[start of RECORDS FOR THIS EXERCISE]
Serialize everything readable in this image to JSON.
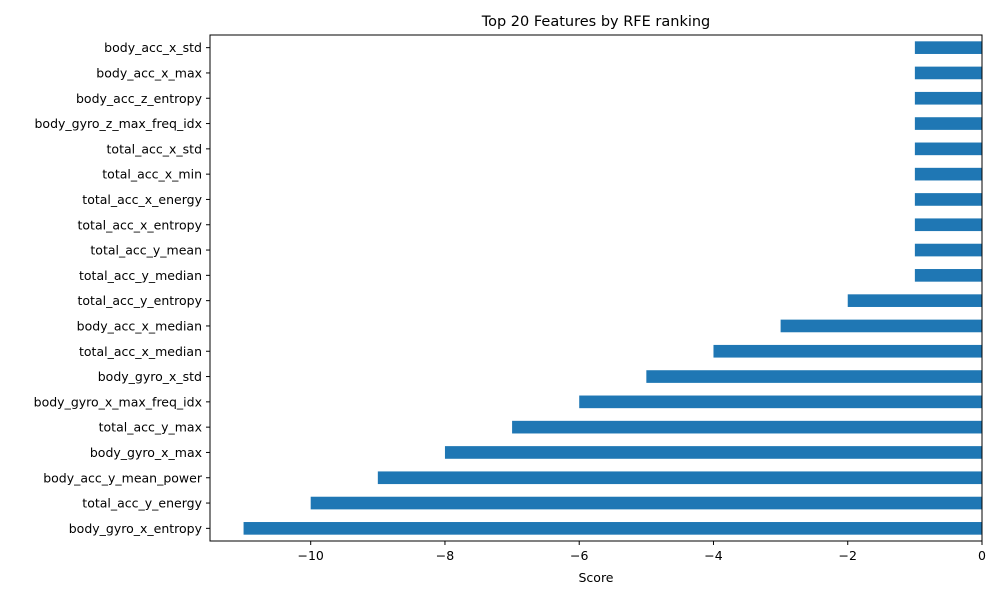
{
  "chart_data": {
    "type": "bar",
    "orientation": "horizontal",
    "title": "Top 20 Features by RFE ranking",
    "xlabel": "Score",
    "ylabel": "",
    "xlim": [
      -11.5,
      0
    ],
    "xticks": [
      -10,
      -8,
      -6,
      -4,
      -2,
      0
    ],
    "xtick_labels": [
      "−10",
      "−8",
      "−6",
      "−4",
      "−2",
      "0"
    ],
    "grid": false,
    "legend": "none",
    "bar_color": "#1f77b4",
    "categories": [
      "body_acc_x_std",
      "body_acc_x_max",
      "body_acc_z_entropy",
      "body_gyro_z_max_freq_idx",
      "total_acc_x_std",
      "total_acc_x_min",
      "total_acc_x_energy",
      "total_acc_x_entropy",
      "total_acc_y_mean",
      "total_acc_y_median",
      "total_acc_y_entropy",
      "body_acc_x_median",
      "total_acc_x_median",
      "body_gyro_x_std",
      "body_gyro_x_max_freq_idx",
      "total_acc_y_max",
      "body_gyro_x_max",
      "body_acc_y_mean_power",
      "total_acc_y_energy",
      "body_gyro_x_entropy"
    ],
    "values": [
      -1,
      -1,
      -1,
      -1,
      -1,
      -1,
      -1,
      -1,
      -1,
      -1,
      -2,
      -3,
      -4,
      -5,
      -6,
      -7,
      -8,
      -9,
      -10,
      -11
    ]
  }
}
[end of RECORDS FOR THIS EXERCISE]
• _WHAT TO DO_:
Repeat the material exactly as it reads, without any of its pictures.

• _OUTPUT_:
Serialize everything readable in this image to JSON.
{
  "chart_data": {
    "type": "bar",
    "orientation": "horizontal",
    "title": "Top 20 Features by RFE ranking",
    "xlabel": "Score",
    "ylabel": "",
    "xlim": [
      -11.5,
      0
    ],
    "xticks": [
      -10,
      -8,
      -6,
      -4,
      -2,
      0
    ],
    "xtick_labels": [
      "−10",
      "−8",
      "−6",
      "−4",
      "−2",
      "0"
    ],
    "grid": false,
    "legend": "none",
    "bar_color": "#1f77b4",
    "categories": [
      "body_acc_x_std",
      "body_acc_x_max",
      "body_acc_z_entropy",
      "body_gyro_z_max_freq_idx",
      "total_acc_x_std",
      "total_acc_x_min",
      "total_acc_x_energy",
      "total_acc_x_entropy",
      "total_acc_y_mean",
      "total_acc_y_median",
      "total_acc_y_entropy",
      "body_acc_x_median",
      "total_acc_x_median",
      "body_gyro_x_std",
      "body_gyro_x_max_freq_idx",
      "total_acc_y_max",
      "body_gyro_x_max",
      "body_acc_y_mean_power",
      "total_acc_y_energy",
      "body_gyro_x_entropy"
    ],
    "values": [
      -1,
      -1,
      -1,
      -1,
      -1,
      -1,
      -1,
      -1,
      -1,
      -1,
      -2,
      -3,
      -4,
      -5,
      -6,
      -7,
      -8,
      -9,
      -10,
      -11
    ]
  }
}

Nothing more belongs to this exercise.